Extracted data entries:

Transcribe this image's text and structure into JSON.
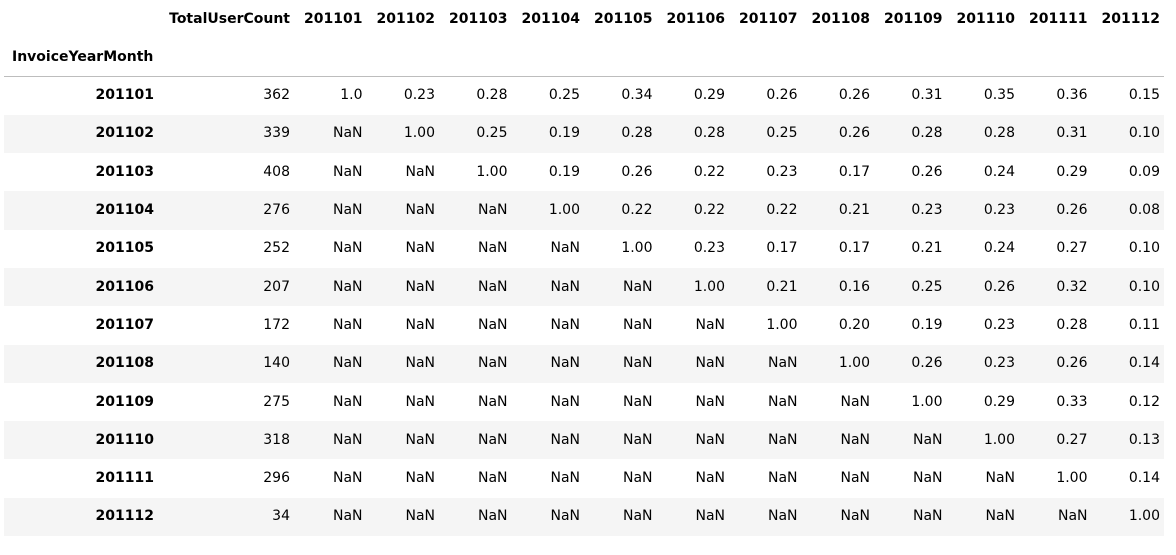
{
  "table": {
    "index_name": "InvoiceYearMonth",
    "columns": [
      "TotalUserCount",
      "201101",
      "201102",
      "201103",
      "201104",
      "201105",
      "201106",
      "201107",
      "201108",
      "201109",
      "201110",
      "201111",
      "201112"
    ],
    "rows": [
      {
        "index": "201101",
        "values": [
          "362",
          "1.0",
          "0.23",
          "0.28",
          "0.25",
          "0.34",
          "0.29",
          "0.26",
          "0.26",
          "0.31",
          "0.35",
          "0.36",
          "0.15"
        ]
      },
      {
        "index": "201102",
        "values": [
          "339",
          "NaN",
          "1.00",
          "0.25",
          "0.19",
          "0.28",
          "0.28",
          "0.25",
          "0.26",
          "0.28",
          "0.28",
          "0.31",
          "0.10"
        ]
      },
      {
        "index": "201103",
        "values": [
          "408",
          "NaN",
          "NaN",
          "1.00",
          "0.19",
          "0.26",
          "0.22",
          "0.23",
          "0.17",
          "0.26",
          "0.24",
          "0.29",
          "0.09"
        ]
      },
      {
        "index": "201104",
        "values": [
          "276",
          "NaN",
          "NaN",
          "NaN",
          "1.00",
          "0.22",
          "0.22",
          "0.22",
          "0.21",
          "0.23",
          "0.23",
          "0.26",
          "0.08"
        ]
      },
      {
        "index": "201105",
        "values": [
          "252",
          "NaN",
          "NaN",
          "NaN",
          "NaN",
          "1.00",
          "0.23",
          "0.17",
          "0.17",
          "0.21",
          "0.24",
          "0.27",
          "0.10"
        ]
      },
      {
        "index": "201106",
        "values": [
          "207",
          "NaN",
          "NaN",
          "NaN",
          "NaN",
          "NaN",
          "1.00",
          "0.21",
          "0.16",
          "0.25",
          "0.26",
          "0.32",
          "0.10"
        ]
      },
      {
        "index": "201107",
        "values": [
          "172",
          "NaN",
          "NaN",
          "NaN",
          "NaN",
          "NaN",
          "NaN",
          "1.00",
          "0.20",
          "0.19",
          "0.23",
          "0.28",
          "0.11"
        ]
      },
      {
        "index": "201108",
        "values": [
          "140",
          "NaN",
          "NaN",
          "NaN",
          "NaN",
          "NaN",
          "NaN",
          "NaN",
          "1.00",
          "0.26",
          "0.23",
          "0.26",
          "0.14"
        ]
      },
      {
        "index": "201109",
        "values": [
          "275",
          "NaN",
          "NaN",
          "NaN",
          "NaN",
          "NaN",
          "NaN",
          "NaN",
          "NaN",
          "1.00",
          "0.29",
          "0.33",
          "0.12"
        ]
      },
      {
        "index": "201110",
        "values": [
          "318",
          "NaN",
          "NaN",
          "NaN",
          "NaN",
          "NaN",
          "NaN",
          "NaN",
          "NaN",
          "NaN",
          "1.00",
          "0.27",
          "0.13"
        ]
      },
      {
        "index": "201111",
        "values": [
          "296",
          "NaN",
          "NaN",
          "NaN",
          "NaN",
          "NaN",
          "NaN",
          "NaN",
          "NaN",
          "NaN",
          "NaN",
          "1.00",
          "0.14"
        ]
      },
      {
        "index": "201112",
        "values": [
          "34",
          "NaN",
          "NaN",
          "NaN",
          "NaN",
          "NaN",
          "NaN",
          "NaN",
          "NaN",
          "NaN",
          "NaN",
          "NaN",
          "1.00"
        ]
      }
    ]
  }
}
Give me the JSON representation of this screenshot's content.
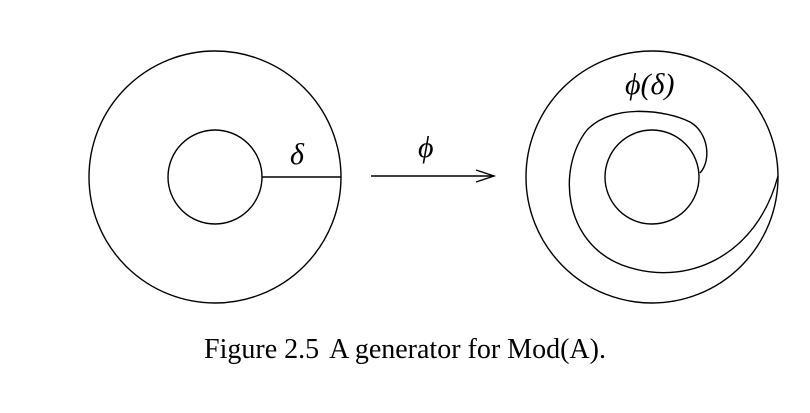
{
  "figure": {
    "delta_label": "δ",
    "phi_label": "ϕ",
    "phi_delta_label": "ϕ(δ)"
  },
  "caption": {
    "number": "Figure 2.5",
    "text": "A generator for Mod(A)."
  },
  "colors": {
    "stroke": "#000000",
    "background": "#ffffff"
  }
}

• WRITTEN PROBLEM: Among the records above, find each line holding the string "text" and pull it out.

• EXERCISE OUTPUT:
Transcribe this image's text and structure into JSON.
    "text": "A generator for Mod(A)."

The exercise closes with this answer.